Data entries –
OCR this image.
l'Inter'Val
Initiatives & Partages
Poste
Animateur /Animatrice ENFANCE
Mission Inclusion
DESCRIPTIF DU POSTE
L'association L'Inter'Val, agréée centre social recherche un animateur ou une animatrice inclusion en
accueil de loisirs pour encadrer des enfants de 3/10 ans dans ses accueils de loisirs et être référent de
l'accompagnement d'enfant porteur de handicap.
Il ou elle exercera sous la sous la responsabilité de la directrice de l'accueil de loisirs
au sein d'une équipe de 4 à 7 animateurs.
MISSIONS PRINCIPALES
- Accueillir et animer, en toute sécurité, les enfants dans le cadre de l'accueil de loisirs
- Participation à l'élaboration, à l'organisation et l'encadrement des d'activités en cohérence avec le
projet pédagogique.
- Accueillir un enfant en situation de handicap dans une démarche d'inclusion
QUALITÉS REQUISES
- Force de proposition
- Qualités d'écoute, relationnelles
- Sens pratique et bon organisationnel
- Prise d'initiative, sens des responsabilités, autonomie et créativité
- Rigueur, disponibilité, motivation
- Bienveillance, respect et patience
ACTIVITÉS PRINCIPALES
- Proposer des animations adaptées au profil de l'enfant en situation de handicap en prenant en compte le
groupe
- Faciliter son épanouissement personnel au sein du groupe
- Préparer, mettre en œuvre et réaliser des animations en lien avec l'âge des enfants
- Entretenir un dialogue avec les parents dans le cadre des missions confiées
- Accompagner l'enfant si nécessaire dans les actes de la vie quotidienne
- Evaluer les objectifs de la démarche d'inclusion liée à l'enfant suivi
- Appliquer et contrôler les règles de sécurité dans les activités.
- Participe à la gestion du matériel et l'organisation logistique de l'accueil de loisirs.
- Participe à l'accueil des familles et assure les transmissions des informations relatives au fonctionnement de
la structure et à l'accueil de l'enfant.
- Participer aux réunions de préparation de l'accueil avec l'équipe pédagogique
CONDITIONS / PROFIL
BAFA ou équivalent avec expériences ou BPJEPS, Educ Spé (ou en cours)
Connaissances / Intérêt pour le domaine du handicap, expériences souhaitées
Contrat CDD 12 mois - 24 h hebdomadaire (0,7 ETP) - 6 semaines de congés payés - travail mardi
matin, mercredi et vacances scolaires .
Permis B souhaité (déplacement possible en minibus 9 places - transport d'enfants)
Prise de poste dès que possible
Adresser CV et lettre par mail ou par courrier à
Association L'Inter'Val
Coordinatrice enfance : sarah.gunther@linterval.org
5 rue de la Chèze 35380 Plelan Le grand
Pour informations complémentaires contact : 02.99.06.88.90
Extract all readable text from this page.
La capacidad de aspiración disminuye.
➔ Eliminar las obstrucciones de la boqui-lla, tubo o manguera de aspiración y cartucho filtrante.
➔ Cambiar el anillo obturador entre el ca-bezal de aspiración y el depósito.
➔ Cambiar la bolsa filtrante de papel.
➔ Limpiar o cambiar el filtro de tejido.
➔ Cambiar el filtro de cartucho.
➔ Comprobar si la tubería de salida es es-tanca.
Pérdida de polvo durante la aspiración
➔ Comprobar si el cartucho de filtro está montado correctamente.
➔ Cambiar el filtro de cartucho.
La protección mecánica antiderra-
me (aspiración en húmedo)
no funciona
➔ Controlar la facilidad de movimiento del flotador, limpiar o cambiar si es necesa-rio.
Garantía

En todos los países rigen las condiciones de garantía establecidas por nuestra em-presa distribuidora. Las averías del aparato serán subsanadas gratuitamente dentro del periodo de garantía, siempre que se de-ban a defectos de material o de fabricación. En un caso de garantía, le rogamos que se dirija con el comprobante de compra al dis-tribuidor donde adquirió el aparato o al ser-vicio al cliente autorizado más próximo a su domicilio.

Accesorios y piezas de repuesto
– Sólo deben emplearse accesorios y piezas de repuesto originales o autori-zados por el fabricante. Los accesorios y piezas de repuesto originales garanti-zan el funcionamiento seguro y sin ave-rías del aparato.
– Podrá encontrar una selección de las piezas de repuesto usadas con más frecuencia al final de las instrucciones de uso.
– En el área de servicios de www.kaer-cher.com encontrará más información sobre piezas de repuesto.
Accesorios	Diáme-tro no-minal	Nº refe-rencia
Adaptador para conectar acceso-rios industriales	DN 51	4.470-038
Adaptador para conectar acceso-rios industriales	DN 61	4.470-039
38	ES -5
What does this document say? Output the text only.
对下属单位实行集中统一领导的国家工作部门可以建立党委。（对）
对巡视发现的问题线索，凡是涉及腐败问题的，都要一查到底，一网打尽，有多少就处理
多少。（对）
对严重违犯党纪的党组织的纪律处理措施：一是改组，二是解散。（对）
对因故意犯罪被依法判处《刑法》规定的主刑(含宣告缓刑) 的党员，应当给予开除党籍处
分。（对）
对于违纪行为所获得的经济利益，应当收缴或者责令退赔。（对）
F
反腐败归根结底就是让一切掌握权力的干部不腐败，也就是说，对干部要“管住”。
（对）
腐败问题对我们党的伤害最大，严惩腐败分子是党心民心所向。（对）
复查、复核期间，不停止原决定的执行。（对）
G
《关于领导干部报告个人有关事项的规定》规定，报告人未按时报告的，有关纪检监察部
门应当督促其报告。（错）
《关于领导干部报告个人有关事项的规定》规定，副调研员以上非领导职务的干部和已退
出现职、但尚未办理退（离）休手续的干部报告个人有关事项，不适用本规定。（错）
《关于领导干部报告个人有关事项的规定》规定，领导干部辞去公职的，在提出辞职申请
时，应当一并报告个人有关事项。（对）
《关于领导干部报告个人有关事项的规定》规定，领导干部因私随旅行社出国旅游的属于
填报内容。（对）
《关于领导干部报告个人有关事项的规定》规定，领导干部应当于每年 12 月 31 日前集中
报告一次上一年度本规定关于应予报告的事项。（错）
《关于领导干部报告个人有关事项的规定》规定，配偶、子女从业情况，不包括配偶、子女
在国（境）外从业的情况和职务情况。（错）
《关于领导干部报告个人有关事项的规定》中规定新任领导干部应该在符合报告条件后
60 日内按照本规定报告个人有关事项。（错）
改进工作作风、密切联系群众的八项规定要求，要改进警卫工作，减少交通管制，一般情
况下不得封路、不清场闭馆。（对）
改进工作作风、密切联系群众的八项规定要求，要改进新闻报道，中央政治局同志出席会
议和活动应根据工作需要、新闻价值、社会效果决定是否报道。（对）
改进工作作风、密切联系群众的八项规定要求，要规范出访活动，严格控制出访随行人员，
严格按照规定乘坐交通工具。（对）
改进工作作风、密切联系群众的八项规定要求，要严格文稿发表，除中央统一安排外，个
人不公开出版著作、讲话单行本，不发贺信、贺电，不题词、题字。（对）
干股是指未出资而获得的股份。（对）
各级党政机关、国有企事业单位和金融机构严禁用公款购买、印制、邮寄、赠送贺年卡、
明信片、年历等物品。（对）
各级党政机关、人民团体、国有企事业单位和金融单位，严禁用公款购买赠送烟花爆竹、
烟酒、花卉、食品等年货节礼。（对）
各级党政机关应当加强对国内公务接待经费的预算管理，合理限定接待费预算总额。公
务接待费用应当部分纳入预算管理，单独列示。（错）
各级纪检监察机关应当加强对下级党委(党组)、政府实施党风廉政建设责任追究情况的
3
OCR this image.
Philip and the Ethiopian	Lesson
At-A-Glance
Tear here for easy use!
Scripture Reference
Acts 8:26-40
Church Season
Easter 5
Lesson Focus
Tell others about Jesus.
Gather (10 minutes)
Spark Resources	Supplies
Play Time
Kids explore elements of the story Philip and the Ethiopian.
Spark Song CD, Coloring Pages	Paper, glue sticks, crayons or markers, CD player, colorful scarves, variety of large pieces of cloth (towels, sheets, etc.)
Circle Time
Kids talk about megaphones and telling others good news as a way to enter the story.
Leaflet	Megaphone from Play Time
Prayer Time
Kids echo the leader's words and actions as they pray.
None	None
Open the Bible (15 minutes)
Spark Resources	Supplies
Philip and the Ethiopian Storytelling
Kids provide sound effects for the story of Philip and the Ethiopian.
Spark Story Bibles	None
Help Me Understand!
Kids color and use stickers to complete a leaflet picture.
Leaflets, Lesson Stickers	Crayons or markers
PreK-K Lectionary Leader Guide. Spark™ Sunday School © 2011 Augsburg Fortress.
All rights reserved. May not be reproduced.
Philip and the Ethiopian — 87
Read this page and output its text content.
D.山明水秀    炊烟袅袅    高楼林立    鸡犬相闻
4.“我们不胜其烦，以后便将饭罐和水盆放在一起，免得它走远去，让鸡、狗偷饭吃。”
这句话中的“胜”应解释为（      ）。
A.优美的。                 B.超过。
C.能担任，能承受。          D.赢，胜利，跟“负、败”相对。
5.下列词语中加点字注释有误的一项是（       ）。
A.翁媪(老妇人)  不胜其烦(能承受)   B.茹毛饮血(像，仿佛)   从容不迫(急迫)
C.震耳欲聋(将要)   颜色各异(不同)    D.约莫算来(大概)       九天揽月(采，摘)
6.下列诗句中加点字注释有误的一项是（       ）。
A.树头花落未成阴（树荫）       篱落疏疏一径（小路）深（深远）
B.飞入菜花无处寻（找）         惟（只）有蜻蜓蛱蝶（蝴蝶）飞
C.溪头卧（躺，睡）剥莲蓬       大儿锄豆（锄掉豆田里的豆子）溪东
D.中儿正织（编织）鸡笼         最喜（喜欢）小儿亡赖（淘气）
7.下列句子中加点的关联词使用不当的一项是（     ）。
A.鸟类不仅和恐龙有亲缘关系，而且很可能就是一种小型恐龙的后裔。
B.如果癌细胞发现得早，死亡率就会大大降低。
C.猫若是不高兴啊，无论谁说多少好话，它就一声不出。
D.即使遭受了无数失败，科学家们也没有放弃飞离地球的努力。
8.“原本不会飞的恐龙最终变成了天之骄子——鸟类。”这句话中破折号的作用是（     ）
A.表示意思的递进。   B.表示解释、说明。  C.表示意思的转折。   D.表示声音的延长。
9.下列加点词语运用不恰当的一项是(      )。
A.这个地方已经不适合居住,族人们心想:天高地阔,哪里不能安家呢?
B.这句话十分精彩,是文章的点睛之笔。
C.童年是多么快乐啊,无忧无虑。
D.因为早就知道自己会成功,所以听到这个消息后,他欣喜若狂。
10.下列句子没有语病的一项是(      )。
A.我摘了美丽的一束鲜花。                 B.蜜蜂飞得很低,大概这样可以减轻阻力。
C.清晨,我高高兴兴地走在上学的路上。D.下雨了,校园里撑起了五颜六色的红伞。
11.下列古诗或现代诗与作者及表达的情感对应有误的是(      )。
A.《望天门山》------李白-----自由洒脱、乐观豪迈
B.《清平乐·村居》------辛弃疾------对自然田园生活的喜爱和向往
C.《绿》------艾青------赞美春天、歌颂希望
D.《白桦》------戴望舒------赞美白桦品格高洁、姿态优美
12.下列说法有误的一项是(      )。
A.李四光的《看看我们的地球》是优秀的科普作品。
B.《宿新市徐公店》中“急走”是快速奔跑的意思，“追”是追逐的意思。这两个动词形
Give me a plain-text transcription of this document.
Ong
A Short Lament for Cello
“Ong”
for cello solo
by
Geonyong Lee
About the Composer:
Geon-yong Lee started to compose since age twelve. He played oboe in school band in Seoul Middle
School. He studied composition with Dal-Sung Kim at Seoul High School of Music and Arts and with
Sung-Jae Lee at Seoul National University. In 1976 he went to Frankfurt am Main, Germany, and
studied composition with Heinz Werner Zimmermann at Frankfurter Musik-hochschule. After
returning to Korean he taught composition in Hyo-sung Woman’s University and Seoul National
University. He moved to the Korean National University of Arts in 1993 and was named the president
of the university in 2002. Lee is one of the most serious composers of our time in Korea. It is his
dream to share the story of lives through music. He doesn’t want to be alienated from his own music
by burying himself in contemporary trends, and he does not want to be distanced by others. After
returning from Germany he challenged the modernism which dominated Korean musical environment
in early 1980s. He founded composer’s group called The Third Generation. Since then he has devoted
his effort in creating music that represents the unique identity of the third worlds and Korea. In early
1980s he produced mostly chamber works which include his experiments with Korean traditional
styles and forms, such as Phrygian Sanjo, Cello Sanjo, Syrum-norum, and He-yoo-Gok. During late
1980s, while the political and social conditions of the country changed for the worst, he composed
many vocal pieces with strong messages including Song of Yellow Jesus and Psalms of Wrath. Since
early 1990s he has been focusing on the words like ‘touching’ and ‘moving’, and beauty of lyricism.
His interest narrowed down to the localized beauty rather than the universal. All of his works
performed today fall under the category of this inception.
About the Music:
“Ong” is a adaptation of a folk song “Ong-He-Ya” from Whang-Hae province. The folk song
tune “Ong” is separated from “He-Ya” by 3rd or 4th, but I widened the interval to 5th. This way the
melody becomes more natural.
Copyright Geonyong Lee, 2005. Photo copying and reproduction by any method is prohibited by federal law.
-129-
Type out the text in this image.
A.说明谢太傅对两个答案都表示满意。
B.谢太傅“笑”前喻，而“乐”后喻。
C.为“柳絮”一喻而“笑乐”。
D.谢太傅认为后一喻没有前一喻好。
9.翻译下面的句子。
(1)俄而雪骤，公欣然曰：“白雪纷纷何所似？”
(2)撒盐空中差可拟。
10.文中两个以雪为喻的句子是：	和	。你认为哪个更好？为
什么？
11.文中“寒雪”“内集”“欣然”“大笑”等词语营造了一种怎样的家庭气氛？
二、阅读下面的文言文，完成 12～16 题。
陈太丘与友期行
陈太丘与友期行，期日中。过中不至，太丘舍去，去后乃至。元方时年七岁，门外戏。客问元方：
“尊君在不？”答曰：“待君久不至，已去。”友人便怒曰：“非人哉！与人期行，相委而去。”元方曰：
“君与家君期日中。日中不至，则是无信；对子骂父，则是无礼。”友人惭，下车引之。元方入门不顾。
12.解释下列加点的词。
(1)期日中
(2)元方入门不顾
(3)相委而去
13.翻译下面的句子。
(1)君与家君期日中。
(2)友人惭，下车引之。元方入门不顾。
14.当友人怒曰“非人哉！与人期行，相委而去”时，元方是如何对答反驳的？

WHAT YOU ARE ASKED TO DO – Count every line of the records that holds the string "pieces". Write only the total.

SOLUTION TO THIS EXERCISE – 2